Find each line with the word "text" and say how many there are, nothing else.

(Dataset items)
-- START --

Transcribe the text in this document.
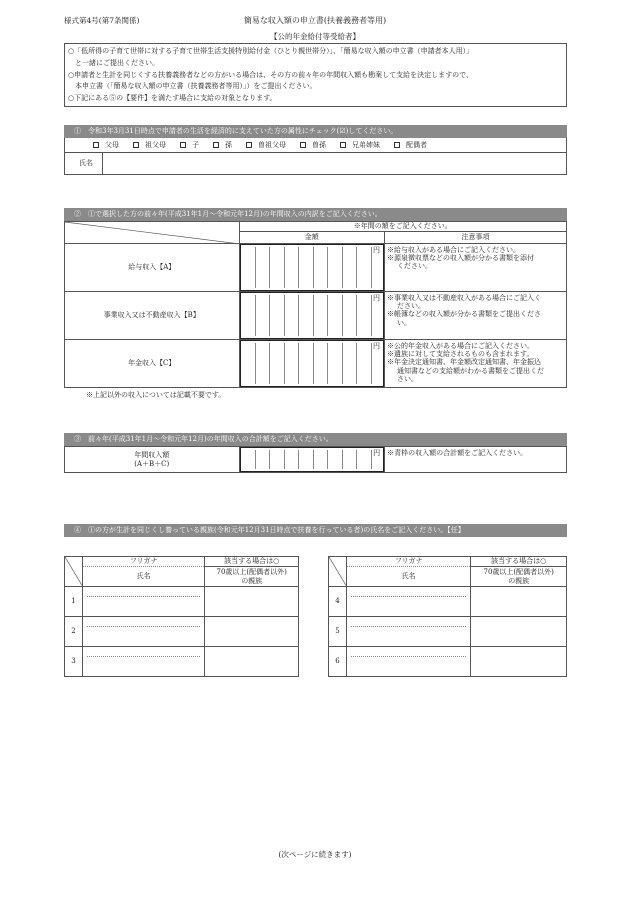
様式第4号(第7条関係)	簡易な収入額の申立書(扶養義務者等用)
【公的年金給付等受給者】
○「低所得の子育て世帯に対する子育て世帯生活支援特別給付金（ひとり親世帯分）」、「簡易な収入額の申立書（申請者本人用）」
　と一緒にご提出ください。
○申請者と生計を同じくする扶養義務者などの方がいる場合は、その方の前々年の年間収入額も勘案して支給を決定しますので、
　本申立書（「簡易な収入額の申立書（扶養義務者等用）」）をご提出ください。
○下記にある⑤の【要件】を満たす場合に支給の対象となります。
①　令和3年3月31日時点で申請者の生活を経済的に支えていた方の属性にチェック(☑)してください。
父母	祖父母	子	孫	曽祖父母	曽孫	兄弟姉妹	配偶者
氏名
②　①で選択した方の前々年(平成31年1月～令和元年12月)の年間収入の内訳をご記入ください。
	※年間の額をご記入ください。	
	金額	注意事項
給与収入【A】	円	※給与収入がある場合にご記入ください。
※源泉徴収票などの収入額が分かる書類を添付
ください。

事業収入又は不動産収入【B】	円	※事業収入又は不動産収入がある場合にご記入く
ださい。
※帳簿などの収入額が分かる書類をご提出くださ
い。

年金収入【C】	円	※公的年金収入がある場合にご記入ください。
※遺族に対して支給されるものも含まれます。
※年金決定通知書、年金額改定通知書、年金振込
通知書などの支給額がわかる書類をご提出くだ
さい。
※上記以外の収入については記載不要です。
③　前々年(平成31年1月～令和元年12月)の年間収入の合計額をご記入ください。
年間収入額
(A＋B＋C)

円	※青枠の収入額の合計額をご記入ください。
④　①の方が生計を同じくし養っている親族(令和元年12月31日時点で扶養を行っている者)の氏名をご記入ください。【任】
	フリガナ	該当する場合は○
	氏名	70歳以上(配偶者以外)
の親族

1	

2	

3	

	フリガナ	該当する場合は○
	氏名	70歳以上(配偶者以外)
の親族

4	

5	

6	

(次ページに続きます)
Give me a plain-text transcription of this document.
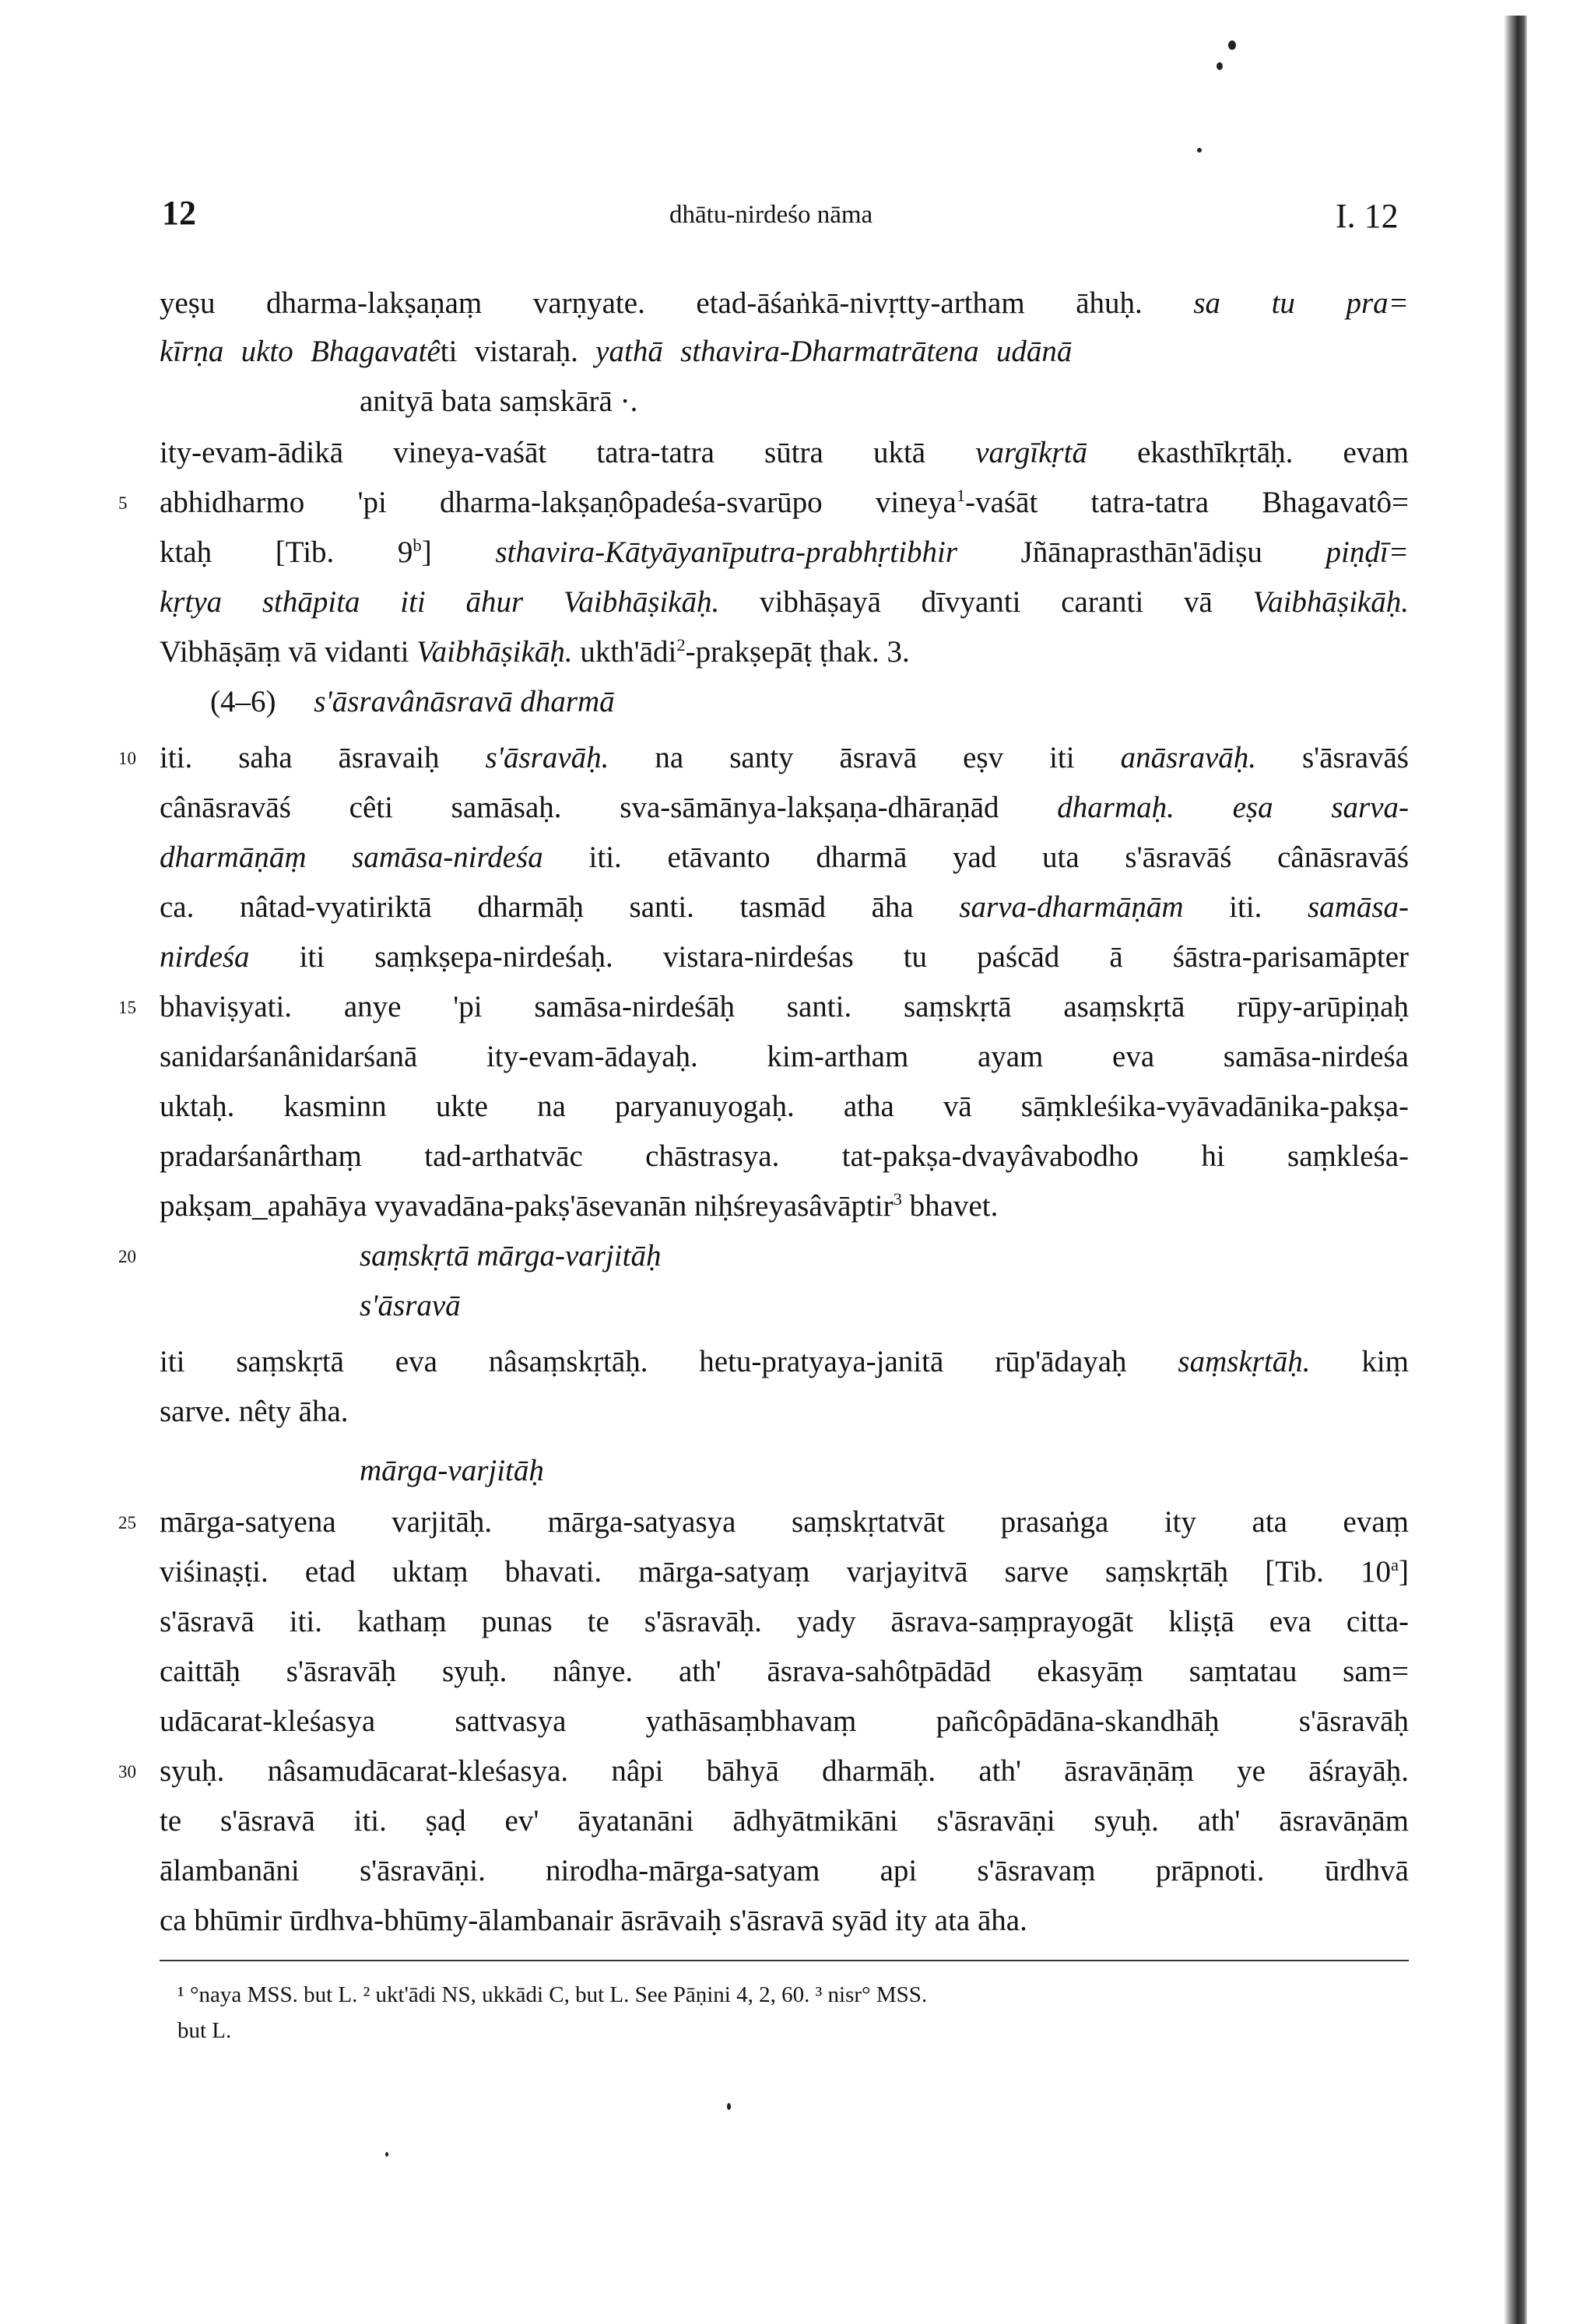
12	dhātu-nirdeśo nāma	I. 12
yeṣu dharma-lakṣaṇaṃ varṇyate. etad-āśaṅkā-nivṛtty-artham āhuḥ. sa tu pra=
kīrṇa ukto Bhagavatêti vistaraḥ. yathā sthavira-Dharmatrātena udānā
anityā bata saṃskārā ·.
ity-evam-ādikā vineya-vaśāt tatra-tatra sūtra uktā vargīkṛtā ekasthīkṛtāḥ. evam
abhidharmo 'pi dharma-lakṣaṇôpadeśa-svarūpo vineya$^1$-vaśāt tatra-tatra Bhagavatô=
ktaḥ [Tib. 9$^b$] sthavira-Kātyāyanīputra-prabhṛtibhir Jñānaprasthān'ādiṣu piṇḍī=
kṛtya sthāpita iti āhur Vaibhāṣikāḥ. vibhāṣayā dīvyanti caranti vā Vaibhāṣikāḥ.
Vibhāṣāṃ vā vidanti Vaibhāṣikāḥ. ukth'ādi$^2$-prakṣepāṭ ṭhak. 3.
(4–6)     s'āsravânāsravā dharmā
iti. saha āsravaiḥ s'āsravāḥ. na santy āsravā eṣv iti anāsravāḥ. s'āsravāś
cânāsravāś cêti samāsaḥ. sva-sāmānya-lakṣaṇa-dhāraṇād dharmaḥ. eṣa sarva-
dharmāṇāṃ samāsa-nirdeśa iti. etāvanto dharmā yad uta s'āsravāś cânāsravāś
ca. nâtad-vyatiriktā dharmāḥ santi. tasmād āha sarva-dharmāṇām iti. samāsa-
nirdeśa iti saṃkṣepa-nirdeśaḥ. vistara-nirdeśas tu paścād ā śāstra-parisamāpter
bhaviṣyati. anye 'pi samāsa-nirdeśāḥ santi. saṃskṛtā asaṃskṛtā rūpy-arūpiṇaḥ
sanidarśanânidarśanā ity-evam-ādayaḥ. kim-artham ayam eva samāsa-nirdeśa
uktaḥ. kasminn ukte na paryanuyogaḥ. atha vā sāṃkleśika-vyāvadānika-pakṣa-
pradarśanârthaṃ tad-arthatvāc chāstrasya. tat-pakṣa-dvayâvabodho hi saṃkleśa-
pakṣam_apahāya vyavadāna-pakṣ'āsevanān niḥśreyasâvāptir$^3$ bhavet.
saṃskṛtā mārga-varjitāḥ
s'āsravā
iti saṃskṛtā eva nâsaṃskṛtāḥ. hetu-pratyaya-janitā rūp'ādayaḥ saṃskṛtāḥ. kiṃ
sarve. nêty āha.
mārga-varjitāḥ
mārga-satyena varjitāḥ. mārga-satyasya saṃskṛtatvāt prasaṅga ity ata evaṃ
viśinaṣṭi. etad uktaṃ bhavati. mārga-satyaṃ varjayitvā sarve saṃskṛtāḥ [Tib. 10$^a$]
s'āsravā iti. kathaṃ punas te s'āsravāḥ. yady āsrava-saṃprayogāt kliṣṭā eva citta-
caittāḥ s'āsravāḥ syuḥ. nânye. ath' āsrava-sahôtpādād ekasyāṃ saṃtatau sam=
udācarat-kleśasya sattvasya yathāsaṃbhavaṃ pañcôpādāna-skandhāḥ s'āsravāḥ
syuḥ. nâsamudācarat-kleśasya. nâpi bāhyā dharmāḥ. ath' āsravāṇāṃ ye āśrayāḥ.
te s'āsravā iti. ṣaḍ ev' āyatanāni ādhyātmikāni s'āsravāṇi syuḥ. ath' āsravāṇām
ālambanāni s'āsravāṇi. nirodha-mārga-satyam api s'āsravaṃ prāpnoti. ūrdhvā
ca bhūmir ūrdhva-bhūmy-ālambanair āsrāvaiḥ s'āsravā syād ity ata āha.
5
10
15
20
25
30
¹ °naya MSS. but L. ² ukt'ādi NS, ukkādi C, but L. See Pāṇini 4, 2, 60. ³ nisr° MSS.
but L.
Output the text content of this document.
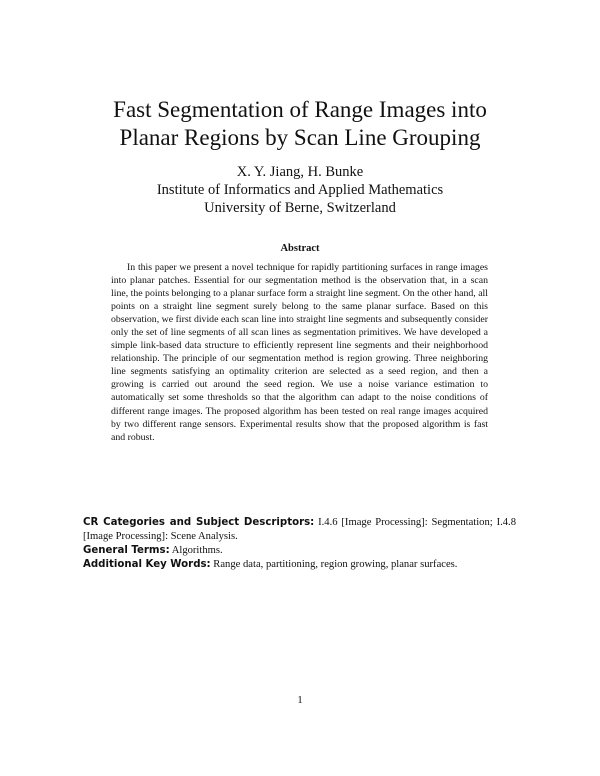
Fast Segmentation of Range Images into
Planar Regions by Scan Line Grouping
X. Y. Jiang, H. Bunke
Institute of Informatics and Applied Mathematics
University of Berne, Switzerland
Abstract

In this paper we present a novel technique for rapidly partitioning surfaces in range images into planar patches. Essential for our segmentation method is the observation that, in a scan line, the points belonging to a planar surface form a straight line segment. On the other hand, all points on a straight line segment surely belong to the same planar surface. Based on this observation, we first divide each scan line into straight line segments and subsequently consider only the set of line segments of all scan lines as segmentation primitives. We have developed a simple link-based data structure to efficiently represent line segments and their neighborhood relationship. The principle of our segmentation method is region growing. Three neighboring line segments satisfying an optimality criterion are selected as a seed region, and then a growing is carried out around the seed region. We use a noise variance estimation to automatically set some thresholds so that the algorithm can adapt to the noise conditions of different range images. The proposed algorithm has been tested on real range images acquired by two different range sensors. Experimental results show that the proposed algorithm is fast and robust.

CR Categories and Subject Descriptors: I.4.6 [Image Processing]: Segmentation; I.4.8 [Image Processing]: Scene Analysis.

General Terms: Algorithms.

Additional Key Words: Range data, partitioning, region growing, planar surfaces.

1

-- END --

◆ TASK OUTPUT: 3